Copy out each line of the material in which the word "caption" appears.

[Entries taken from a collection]
**********

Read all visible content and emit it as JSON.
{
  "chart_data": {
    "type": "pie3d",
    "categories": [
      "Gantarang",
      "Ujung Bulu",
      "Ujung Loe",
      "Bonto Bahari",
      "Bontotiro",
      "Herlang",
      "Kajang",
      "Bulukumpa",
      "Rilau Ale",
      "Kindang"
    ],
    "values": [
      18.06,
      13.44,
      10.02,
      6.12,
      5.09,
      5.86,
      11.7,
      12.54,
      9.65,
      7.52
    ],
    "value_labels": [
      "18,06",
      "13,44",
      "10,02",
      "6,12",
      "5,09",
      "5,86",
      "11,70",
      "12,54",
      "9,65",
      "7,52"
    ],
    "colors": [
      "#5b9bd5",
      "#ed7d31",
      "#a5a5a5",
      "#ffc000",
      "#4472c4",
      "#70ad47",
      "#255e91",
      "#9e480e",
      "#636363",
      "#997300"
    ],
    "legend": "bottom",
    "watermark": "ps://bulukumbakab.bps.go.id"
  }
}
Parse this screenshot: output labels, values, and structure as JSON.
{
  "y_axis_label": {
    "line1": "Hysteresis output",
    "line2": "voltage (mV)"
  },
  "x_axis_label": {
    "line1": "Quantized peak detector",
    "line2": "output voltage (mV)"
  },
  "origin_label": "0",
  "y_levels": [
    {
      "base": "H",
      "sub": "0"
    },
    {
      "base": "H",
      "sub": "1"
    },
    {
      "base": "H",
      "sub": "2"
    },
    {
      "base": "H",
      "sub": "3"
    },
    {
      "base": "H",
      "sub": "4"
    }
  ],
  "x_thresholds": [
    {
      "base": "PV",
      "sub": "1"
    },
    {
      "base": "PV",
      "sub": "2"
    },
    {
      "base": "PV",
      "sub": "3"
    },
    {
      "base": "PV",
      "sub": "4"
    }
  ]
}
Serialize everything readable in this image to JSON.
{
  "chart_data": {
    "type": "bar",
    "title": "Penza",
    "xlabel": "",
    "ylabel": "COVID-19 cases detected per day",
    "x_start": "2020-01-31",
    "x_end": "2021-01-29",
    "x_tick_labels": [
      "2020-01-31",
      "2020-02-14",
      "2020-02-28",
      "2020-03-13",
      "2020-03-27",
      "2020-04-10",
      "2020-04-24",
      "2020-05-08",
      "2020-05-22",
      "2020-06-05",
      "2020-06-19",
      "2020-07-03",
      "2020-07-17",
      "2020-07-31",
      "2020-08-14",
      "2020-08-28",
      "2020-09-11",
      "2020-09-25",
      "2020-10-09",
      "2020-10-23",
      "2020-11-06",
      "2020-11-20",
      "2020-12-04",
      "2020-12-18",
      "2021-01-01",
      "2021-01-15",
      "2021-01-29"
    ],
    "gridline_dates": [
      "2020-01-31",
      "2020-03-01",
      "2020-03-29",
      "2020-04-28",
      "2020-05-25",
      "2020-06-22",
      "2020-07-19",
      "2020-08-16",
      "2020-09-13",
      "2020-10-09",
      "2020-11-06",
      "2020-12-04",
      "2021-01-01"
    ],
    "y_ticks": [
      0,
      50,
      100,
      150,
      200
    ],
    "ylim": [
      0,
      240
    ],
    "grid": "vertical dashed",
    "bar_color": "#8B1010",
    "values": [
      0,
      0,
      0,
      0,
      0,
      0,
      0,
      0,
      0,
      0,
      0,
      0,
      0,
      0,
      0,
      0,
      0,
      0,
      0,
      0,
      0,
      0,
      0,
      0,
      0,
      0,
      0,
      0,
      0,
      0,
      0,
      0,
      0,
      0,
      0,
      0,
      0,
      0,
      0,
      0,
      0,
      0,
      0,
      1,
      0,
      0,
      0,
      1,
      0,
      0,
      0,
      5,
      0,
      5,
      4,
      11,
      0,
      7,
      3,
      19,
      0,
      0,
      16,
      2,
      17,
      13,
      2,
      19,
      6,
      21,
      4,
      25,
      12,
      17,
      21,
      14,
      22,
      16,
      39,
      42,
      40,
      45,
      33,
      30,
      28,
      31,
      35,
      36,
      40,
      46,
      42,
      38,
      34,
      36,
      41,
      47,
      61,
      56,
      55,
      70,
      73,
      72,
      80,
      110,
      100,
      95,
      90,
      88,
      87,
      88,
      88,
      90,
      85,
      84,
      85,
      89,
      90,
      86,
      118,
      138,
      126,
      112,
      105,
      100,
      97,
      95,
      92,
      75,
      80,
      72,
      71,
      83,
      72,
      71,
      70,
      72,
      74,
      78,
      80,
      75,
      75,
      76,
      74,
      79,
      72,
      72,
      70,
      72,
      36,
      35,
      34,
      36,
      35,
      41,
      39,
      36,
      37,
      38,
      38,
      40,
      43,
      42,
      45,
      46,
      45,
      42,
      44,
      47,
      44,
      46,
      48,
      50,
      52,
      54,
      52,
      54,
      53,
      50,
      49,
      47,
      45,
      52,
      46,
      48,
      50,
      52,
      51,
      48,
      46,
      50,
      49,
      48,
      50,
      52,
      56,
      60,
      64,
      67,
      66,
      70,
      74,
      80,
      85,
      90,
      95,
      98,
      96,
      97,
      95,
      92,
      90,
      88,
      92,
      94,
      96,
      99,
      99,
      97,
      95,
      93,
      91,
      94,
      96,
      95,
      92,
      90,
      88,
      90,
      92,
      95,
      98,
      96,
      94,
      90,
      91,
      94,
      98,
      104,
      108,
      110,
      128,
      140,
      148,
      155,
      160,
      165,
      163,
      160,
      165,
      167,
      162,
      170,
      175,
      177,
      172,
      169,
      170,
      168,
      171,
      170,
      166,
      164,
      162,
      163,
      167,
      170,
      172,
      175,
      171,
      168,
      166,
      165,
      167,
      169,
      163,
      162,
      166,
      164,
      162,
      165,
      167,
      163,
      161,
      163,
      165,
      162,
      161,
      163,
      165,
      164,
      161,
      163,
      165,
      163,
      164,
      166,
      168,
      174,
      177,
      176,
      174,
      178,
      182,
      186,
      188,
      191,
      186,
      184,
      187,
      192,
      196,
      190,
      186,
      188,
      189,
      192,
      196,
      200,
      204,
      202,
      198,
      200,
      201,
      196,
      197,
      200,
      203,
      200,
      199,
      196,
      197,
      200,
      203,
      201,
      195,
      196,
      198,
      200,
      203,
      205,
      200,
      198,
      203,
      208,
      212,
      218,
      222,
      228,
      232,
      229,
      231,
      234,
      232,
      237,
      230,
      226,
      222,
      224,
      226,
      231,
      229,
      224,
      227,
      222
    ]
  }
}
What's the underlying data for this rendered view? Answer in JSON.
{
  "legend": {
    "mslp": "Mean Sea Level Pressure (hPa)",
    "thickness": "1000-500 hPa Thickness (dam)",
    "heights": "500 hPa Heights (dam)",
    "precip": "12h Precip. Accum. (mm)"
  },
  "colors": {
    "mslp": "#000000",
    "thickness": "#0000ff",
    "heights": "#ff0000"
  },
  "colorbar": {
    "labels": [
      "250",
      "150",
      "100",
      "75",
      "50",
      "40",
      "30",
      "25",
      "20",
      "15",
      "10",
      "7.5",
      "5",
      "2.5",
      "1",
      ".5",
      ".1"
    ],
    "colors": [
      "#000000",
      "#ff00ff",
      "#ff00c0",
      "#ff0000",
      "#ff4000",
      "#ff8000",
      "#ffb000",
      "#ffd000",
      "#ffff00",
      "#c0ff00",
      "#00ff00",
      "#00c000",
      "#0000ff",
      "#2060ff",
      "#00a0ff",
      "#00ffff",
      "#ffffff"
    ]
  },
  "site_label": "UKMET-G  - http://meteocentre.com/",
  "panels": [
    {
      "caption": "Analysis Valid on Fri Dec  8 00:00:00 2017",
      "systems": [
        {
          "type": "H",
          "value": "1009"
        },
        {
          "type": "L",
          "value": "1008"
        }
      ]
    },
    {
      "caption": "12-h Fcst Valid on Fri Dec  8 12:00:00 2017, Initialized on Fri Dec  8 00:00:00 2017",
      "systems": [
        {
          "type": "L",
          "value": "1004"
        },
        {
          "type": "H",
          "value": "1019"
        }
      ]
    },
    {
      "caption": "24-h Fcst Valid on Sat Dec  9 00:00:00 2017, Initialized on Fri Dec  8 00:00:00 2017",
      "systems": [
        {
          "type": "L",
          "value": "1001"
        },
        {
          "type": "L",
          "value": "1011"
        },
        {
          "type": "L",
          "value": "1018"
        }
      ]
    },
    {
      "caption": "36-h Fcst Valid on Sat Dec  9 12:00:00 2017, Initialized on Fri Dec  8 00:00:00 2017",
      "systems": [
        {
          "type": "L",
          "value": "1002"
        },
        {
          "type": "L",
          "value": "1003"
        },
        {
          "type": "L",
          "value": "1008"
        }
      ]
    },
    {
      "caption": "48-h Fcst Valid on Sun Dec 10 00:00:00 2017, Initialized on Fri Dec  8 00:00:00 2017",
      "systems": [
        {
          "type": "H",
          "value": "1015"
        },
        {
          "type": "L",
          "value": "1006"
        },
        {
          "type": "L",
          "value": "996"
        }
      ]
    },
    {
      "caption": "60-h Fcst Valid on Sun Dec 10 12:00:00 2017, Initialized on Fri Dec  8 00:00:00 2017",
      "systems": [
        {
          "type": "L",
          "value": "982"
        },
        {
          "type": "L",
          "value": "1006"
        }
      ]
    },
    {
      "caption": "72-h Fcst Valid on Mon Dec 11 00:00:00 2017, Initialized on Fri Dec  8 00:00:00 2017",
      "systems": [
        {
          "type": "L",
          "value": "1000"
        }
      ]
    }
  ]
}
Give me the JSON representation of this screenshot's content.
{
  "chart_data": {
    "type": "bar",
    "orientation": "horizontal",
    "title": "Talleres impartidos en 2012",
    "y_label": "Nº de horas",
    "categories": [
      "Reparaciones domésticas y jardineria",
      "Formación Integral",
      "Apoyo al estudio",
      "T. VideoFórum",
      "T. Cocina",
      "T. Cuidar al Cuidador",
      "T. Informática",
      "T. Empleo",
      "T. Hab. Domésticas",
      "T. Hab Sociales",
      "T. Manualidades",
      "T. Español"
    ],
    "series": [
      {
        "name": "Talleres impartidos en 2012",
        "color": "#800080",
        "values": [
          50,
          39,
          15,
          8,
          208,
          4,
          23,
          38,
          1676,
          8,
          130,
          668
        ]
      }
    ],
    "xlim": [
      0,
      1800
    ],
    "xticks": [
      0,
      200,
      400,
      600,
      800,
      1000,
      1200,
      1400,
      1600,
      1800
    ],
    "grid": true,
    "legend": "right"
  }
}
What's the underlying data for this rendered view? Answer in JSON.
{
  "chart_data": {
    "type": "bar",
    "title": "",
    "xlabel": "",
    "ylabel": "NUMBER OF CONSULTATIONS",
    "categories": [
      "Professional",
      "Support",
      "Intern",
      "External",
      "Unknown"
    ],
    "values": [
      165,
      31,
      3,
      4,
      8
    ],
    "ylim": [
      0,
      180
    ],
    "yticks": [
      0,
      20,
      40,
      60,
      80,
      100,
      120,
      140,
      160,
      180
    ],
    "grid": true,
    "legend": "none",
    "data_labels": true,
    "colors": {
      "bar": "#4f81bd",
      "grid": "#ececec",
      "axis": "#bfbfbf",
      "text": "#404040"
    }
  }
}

**********

RESULT —
      "caption": "Analysis Valid on Fri Dec  8 00:00:00 2017",
      "caption": "12-h Fcst Valid on Fri Dec  8 12:00:00 2017, Initialized on Fri Dec  8 00:00:00 2017",
      "caption": "24-h Fcst Valid on Sat Dec  9 00:00:00 2017, Initialized on Fri Dec  8 00:00:00 2017",
      "caption": "36-h Fcst Valid on Sat Dec  9 12:00:00 2017, Initialized on Fri Dec  8 00:00:00 2017",
      "caption": "48-h Fcst Valid on Sun Dec 10 00:00:00 2017, Initialized on Fri Dec  8 00:00:00 2017",
      "caption": "60-h Fcst Valid on Sun Dec 10 12:00:00 2017, Initialized on Fri Dec  8 00:00:00 2017",
      "caption": "72-h Fcst Valid on Mon Dec 11 00:00:00 2017, Initialized on Fri Dec  8 00:00:00 2017",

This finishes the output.